= Exercise =
Your task is to restate the data word for word.
____ Supplied material
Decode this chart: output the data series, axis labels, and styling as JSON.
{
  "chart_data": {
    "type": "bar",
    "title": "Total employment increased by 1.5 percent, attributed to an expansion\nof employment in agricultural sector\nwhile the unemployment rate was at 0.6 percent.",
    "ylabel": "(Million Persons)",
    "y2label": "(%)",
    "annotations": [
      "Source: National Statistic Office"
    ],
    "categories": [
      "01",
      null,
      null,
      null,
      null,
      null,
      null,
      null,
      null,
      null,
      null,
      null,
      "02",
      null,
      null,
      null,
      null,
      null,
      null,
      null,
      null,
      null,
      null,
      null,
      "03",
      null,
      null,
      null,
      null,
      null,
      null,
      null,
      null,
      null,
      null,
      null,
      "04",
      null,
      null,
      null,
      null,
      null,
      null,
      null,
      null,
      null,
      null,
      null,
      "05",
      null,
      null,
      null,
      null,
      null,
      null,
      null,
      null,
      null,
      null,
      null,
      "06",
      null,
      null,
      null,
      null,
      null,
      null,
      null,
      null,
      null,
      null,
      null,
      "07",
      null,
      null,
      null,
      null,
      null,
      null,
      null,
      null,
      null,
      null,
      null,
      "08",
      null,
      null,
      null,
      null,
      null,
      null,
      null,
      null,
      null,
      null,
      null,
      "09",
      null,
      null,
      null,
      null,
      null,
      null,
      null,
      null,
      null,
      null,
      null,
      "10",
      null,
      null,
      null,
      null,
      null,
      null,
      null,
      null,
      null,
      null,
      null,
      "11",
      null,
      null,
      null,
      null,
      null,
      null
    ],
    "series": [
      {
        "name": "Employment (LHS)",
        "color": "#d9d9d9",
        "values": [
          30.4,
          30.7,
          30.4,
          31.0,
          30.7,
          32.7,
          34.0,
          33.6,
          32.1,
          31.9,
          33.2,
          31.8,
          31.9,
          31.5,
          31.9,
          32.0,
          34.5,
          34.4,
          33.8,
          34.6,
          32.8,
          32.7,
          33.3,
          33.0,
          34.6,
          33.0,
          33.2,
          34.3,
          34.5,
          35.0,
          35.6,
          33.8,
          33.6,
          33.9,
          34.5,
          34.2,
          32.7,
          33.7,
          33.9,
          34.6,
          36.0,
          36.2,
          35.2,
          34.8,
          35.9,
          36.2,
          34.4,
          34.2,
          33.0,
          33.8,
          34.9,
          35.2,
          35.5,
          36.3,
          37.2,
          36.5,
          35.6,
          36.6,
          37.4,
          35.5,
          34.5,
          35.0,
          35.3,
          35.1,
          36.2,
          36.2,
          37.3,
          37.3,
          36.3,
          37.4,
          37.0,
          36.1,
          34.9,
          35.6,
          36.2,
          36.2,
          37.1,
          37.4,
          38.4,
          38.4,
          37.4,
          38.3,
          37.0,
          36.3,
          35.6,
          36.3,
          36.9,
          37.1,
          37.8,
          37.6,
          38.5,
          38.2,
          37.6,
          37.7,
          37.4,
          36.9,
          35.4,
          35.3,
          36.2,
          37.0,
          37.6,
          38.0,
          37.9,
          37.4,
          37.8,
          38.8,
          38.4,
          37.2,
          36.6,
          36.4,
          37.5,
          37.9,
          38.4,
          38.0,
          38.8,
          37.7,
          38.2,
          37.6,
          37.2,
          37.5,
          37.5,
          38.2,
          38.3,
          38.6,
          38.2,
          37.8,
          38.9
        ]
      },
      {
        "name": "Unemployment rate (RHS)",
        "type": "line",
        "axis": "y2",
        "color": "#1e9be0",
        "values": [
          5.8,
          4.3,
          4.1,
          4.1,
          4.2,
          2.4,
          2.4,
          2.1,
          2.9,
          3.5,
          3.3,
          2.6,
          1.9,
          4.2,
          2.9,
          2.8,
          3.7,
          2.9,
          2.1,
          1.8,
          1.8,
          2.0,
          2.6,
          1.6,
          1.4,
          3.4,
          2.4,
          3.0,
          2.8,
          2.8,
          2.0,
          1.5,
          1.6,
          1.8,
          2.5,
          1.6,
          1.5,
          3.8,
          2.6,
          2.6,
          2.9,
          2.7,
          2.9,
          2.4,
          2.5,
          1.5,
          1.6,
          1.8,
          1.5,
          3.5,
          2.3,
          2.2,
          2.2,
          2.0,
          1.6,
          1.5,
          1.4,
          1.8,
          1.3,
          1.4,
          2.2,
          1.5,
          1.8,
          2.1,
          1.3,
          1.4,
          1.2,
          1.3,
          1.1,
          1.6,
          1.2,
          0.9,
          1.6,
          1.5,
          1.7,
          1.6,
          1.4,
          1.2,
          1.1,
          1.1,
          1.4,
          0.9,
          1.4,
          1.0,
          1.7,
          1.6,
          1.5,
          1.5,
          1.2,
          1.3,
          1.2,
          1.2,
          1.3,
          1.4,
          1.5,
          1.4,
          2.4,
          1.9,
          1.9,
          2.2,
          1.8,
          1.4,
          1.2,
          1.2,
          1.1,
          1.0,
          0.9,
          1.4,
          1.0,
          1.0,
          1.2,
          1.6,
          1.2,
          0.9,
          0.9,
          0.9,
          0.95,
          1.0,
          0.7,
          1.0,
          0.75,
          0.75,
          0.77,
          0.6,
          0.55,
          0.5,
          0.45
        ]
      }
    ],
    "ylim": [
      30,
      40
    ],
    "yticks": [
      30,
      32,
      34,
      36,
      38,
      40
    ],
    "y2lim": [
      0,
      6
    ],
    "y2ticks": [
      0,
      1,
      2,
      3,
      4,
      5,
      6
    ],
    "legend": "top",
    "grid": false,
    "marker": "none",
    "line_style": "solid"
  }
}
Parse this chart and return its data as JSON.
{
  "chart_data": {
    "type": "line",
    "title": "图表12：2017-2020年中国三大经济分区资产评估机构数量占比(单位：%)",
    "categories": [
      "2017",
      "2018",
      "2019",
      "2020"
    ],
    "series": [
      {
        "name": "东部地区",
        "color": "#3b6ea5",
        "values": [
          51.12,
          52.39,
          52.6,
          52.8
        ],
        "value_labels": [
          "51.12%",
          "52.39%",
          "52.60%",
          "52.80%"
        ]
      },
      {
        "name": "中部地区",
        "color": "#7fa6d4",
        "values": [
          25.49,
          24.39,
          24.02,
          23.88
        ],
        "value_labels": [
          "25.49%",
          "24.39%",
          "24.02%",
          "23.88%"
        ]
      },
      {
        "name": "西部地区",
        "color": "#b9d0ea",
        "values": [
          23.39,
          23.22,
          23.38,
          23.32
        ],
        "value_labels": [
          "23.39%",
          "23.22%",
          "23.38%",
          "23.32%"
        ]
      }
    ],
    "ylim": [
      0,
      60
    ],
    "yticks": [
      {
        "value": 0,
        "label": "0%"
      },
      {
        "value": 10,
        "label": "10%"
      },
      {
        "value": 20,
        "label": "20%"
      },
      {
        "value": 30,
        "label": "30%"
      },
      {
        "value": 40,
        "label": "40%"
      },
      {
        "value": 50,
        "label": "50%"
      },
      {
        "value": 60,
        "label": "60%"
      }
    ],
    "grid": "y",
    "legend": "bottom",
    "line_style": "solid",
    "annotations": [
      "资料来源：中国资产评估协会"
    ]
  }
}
________
= Task output =
Decode this chart: output the data series, axis labels, and styling as JSON.
{
  "chart_data": {
    "type": "bar",
    "title": "Total employment increased by 1.5 percent, attributed to an expansion\nof employment in agricultural sector\nwhile the unemployment rate was at 0.6 percent.",
    "ylabel": "(Million Persons)",
    "y2label": "(%)",
    "annotations": [
      "Source: National Statistic Office"
    ],
    "categories": [
      "01",
      null,
      null,
      null,
      null,
      null,
      null,
      null,
      null,
      null,
      null,
      null,
      "02",
      null,
      null,
      null,
      null,
      null,
      null,
      null,
      null,
      null,
      null,
      null,
      "03",
      null,
      null,
      null,
      null,
      null,
      null,
      null,
      null,
      null,
      null,
      null,
      "04",
      null,
      null,
      null,
      null,
      null,
      null,
      null,
      null,
      null,
      null,
      null,
      "05",
      null,
      null,
      null,
      null,
      null,
      null,
      null,
      null,
      null,
      null,
      null,
      "06",
      null,
      null,
      null,
      null,
      null,
      null,
      null,
      null,
      null,
      null,
      null,
      "07",
      null,
      null,
      null,
      null,
      null,
      null,
      null,
      null,
      null,
      null,
      null,
      "08",
      null,
      null,
      null,
      null,
      null,
      null,
      null,
      null,
      null,
      null,
      null,
      "09",
      null,
      null,
      null,
      null,
      null,
      null,
      null,
      null,
      null,
      null,
      null,
      "10",
      null,
      null,
      null,
      null,
      null,
      null,
      null,
      null,
      null,
      null,
      null,
      "11",
      null,
      null,
      null,
      null,
      null,
      null
    ],
    "series": [
      {
        "name": "Employment (LHS)",
        "color": "#d9d9d9",
        "values": [
          30.4,
          30.7,
          30.4,
          31.0,
          30.7,
          32.7,
          34.0,
          33.6,
          32.1,
          31.9,
          33.2,
          31.8,
          31.9,
          31.5,
          31.9,
          32.0,
          34.5,
          34.4,
          33.8,
          34.6,
          32.8,
          32.7,
          33.3,
          33.0,
          34.6,
          33.0,
          33.2,
          34.3,
          34.5,
          35.0,
          35.6,
          33.8,
          33.6,
          33.9,
          34.5,
          34.2,
          32.7,
          33.7,
          33.9,
          34.6,
          36.0,
          36.2,
          35.2,
          34.8,
          35.9,
          36.2,
          34.4,
          34.2,
          33.0,
          33.8,
          34.9,
          35.2,
          35.5,
          36.3,
          37.2,
          36.5,
          35.6,
          36.6,
          37.4,
          35.5,
          34.5,
          35.0,
          35.3,
          35.1,
          36.2,
          36.2,
          37.3,
          37.3,
          36.3,
          37.4,
          37.0,
          36.1,
          34.9,
          35.6,
          36.2,
          36.2,
          37.1,
          37.4,
          38.4,
          38.4,
          37.4,
          38.3,
          37.0,
          36.3,
          35.6,
          36.3,
          36.9,
          37.1,
          37.8,
          37.6,
          38.5,
          38.2,
          37.6,
          37.7,
          37.4,
          36.9,
          35.4,
          35.3,
          36.2,
          37.0,
          37.6,
          38.0,
          37.9,
          37.4,
          37.8,
          38.8,
          38.4,
          37.2,
          36.6,
          36.4,
          37.5,
          37.9,
          38.4,
          38.0,
          38.8,
          37.7,
          38.2,
          37.6,
          37.2,
          37.5,
          37.5,
          38.2,
          38.3,
          38.6,
          38.2,
          37.8,
          38.9
        ]
      },
      {
        "name": "Unemployment rate (RHS)",
        "type": "line",
        "axis": "y2",
        "color": "#1e9be0",
        "values": [
          5.8,
          4.3,
          4.1,
          4.1,
          4.2,
          2.4,
          2.4,
          2.1,
          2.9,
          3.5,
          3.3,
          2.6,
          1.9,
          4.2,
          2.9,
          2.8,
          3.7,
          2.9,
          2.1,
          1.8,
          1.8,
          2.0,
          2.6,
          1.6,
          1.4,
          3.4,
          2.4,
          3.0,
          2.8,
          2.8,
          2.0,
          1.5,
          1.6,
          1.8,
          2.5,
          1.6,
          1.5,
          3.8,
          2.6,
          2.6,
          2.9,
          2.7,
          2.9,
          2.4,
          2.5,
          1.5,
          1.6,
          1.8,
          1.5,
          3.5,
          2.3,
          2.2,
          2.2,
          2.0,
          1.6,
          1.5,
          1.4,
          1.8,
          1.3,
          1.4,
          2.2,
          1.5,
          1.8,
          2.1,
          1.3,
          1.4,
          1.2,
          1.3,
          1.1,
          1.6,
          1.2,
          0.9,
          1.6,
          1.5,
          1.7,
          1.6,
          1.4,
          1.2,
          1.1,
          1.1,
          1.4,
          0.9,
          1.4,
          1.0,
          1.7,
          1.6,
          1.5,
          1.5,
          1.2,
          1.3,
          1.2,
          1.2,
          1.3,
          1.4,
          1.5,
          1.4,
          2.4,
          1.9,
          1.9,
          2.2,
          1.8,
          1.4,
          1.2,
          1.2,
          1.1,
          1.0,
          0.9,
          1.4,
          1.0,
          1.0,
          1.2,
          1.6,
          1.2,
          0.9,
          0.9,
          0.9,
          0.95,
          1.0,
          0.7,
          1.0,
          0.75,
          0.75,
          0.77,
          0.6,
          0.55,
          0.5,
          0.45
        ]
      }
    ],
    "ylim": [
      30,
      40
    ],
    "yticks": [
      30,
      32,
      34,
      36,
      38,
      40
    ],
    "y2lim": [
      0,
      6
    ],
    "y2ticks": [
      0,
      1,
      2,
      3,
      4,
      5,
      6
    ],
    "legend": "top",
    "grid": false,
    "marker": "none",
    "line_style": "solid"
  }
}
Parse this chart and return its data as JSON.
{
  "chart_data": {
    "type": "line",
    "title": "图表12：2017-2020年中国三大经济分区资产评估机构数量占比(单位：%)",
    "categories": [
      "2017",
      "2018",
      "2019",
      "2020"
    ],
    "series": [
      {
        "name": "东部地区",
        "color": "#3b6ea5",
        "values": [
          51.12,
          52.39,
          52.6,
          52.8
        ],
        "value_labels": [
          "51.12%",
          "52.39%",
          "52.60%",
          "52.80%"
        ]
      },
      {
        "name": "中部地区",
        "color": "#7fa6d4",
        "values": [
          25.49,
          24.39,
          24.02,
          23.88
        ],
        "value_labels": [
          "25.49%",
          "24.39%",
          "24.02%",
          "23.88%"
        ]
      },
      {
        "name": "西部地区",
        "color": "#b9d0ea",
        "values": [
          23.39,
          23.22,
          23.38,
          23.32
        ],
        "value_labels": [
          "23.39%",
          "23.22%",
          "23.38%",
          "23.32%"
        ]
      }
    ],
    "ylim": [
      0,
      60
    ],
    "yticks": [
      {
        "value": 0,
        "label": "0%"
      },
      {
        "value": 10,
        "label": "10%"
      },
      {
        "value": 20,
        "label": "20%"
      },
      {
        "value": 30,
        "label": "30%"
      },
      {
        "value": 40,
        "label": "40%"
      },
      {
        "value": 50,
        "label": "50%"
      },
      {
        "value": 60,
        "label": "60%"
      }
    ],
    "grid": "y",
    "legend": "bottom",
    "line_style": "solid",
    "annotations": [
      "资料来源：中国资产评估协会"
    ]
  }
}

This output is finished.